Saved entries
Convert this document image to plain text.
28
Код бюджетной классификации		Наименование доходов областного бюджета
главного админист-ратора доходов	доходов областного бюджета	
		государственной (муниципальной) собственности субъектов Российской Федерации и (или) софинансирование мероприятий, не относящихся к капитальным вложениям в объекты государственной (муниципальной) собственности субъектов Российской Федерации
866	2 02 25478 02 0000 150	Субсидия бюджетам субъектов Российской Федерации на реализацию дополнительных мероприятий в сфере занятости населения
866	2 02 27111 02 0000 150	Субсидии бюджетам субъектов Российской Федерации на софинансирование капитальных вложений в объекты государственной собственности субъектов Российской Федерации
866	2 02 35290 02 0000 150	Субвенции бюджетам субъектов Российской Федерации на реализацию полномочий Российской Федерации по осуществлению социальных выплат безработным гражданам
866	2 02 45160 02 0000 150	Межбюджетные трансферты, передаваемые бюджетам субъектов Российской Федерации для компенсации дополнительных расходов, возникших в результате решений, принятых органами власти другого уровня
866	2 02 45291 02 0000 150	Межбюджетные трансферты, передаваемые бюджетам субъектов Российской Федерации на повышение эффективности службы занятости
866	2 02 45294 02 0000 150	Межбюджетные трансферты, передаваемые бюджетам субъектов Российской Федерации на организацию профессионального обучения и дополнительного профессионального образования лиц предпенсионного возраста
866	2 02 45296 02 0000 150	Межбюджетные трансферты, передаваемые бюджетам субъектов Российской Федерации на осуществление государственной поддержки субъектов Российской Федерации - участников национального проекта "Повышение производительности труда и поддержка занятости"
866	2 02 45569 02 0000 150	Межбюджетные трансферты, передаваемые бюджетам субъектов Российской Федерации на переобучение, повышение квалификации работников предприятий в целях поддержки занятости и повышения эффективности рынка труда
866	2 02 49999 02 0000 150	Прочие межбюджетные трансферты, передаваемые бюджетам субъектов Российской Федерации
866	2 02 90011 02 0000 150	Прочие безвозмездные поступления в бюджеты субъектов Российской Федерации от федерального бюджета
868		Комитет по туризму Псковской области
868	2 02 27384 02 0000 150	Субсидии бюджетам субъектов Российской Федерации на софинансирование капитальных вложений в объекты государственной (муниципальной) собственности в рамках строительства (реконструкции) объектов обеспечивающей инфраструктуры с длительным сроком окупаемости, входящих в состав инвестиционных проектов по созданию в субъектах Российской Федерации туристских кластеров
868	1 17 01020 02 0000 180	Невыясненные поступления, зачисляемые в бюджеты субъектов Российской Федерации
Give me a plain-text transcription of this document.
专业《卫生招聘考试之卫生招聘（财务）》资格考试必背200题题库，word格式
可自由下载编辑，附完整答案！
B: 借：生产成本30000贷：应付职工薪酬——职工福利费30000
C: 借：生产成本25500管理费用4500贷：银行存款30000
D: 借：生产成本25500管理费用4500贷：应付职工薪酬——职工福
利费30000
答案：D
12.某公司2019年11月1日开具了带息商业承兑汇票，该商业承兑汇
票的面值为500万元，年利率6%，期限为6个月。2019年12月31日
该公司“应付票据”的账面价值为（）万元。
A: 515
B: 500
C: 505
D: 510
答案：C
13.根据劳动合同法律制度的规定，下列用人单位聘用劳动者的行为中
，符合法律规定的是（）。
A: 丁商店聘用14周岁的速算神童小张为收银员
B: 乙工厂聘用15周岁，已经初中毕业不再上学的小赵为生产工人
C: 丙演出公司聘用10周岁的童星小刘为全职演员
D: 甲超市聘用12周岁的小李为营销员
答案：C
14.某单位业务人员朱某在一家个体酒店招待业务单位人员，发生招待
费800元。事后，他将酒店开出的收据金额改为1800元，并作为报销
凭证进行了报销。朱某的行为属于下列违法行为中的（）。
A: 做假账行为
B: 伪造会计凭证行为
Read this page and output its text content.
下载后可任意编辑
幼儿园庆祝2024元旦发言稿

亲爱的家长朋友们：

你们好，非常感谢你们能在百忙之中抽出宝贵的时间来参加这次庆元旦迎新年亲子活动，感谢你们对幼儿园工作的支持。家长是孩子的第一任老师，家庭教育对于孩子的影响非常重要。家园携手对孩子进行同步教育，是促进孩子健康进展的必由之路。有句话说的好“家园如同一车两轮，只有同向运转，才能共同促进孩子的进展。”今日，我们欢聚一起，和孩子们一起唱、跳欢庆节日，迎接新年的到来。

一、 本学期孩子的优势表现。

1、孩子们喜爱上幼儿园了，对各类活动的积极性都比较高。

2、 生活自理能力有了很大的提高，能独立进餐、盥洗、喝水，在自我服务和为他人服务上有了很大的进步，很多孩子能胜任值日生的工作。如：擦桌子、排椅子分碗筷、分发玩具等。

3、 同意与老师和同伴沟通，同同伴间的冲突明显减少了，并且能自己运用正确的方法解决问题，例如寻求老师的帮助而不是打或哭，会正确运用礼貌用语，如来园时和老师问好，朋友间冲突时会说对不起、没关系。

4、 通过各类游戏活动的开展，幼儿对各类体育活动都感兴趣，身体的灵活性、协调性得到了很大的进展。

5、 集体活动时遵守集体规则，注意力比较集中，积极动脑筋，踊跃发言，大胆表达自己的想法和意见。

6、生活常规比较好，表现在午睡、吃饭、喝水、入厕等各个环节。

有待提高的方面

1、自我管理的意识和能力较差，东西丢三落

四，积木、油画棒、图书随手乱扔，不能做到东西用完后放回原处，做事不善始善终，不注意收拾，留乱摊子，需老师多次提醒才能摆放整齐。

- **Do this**
Count every line in the listing above that holds "поступления", then report only the count.

- **Answer for the task**
2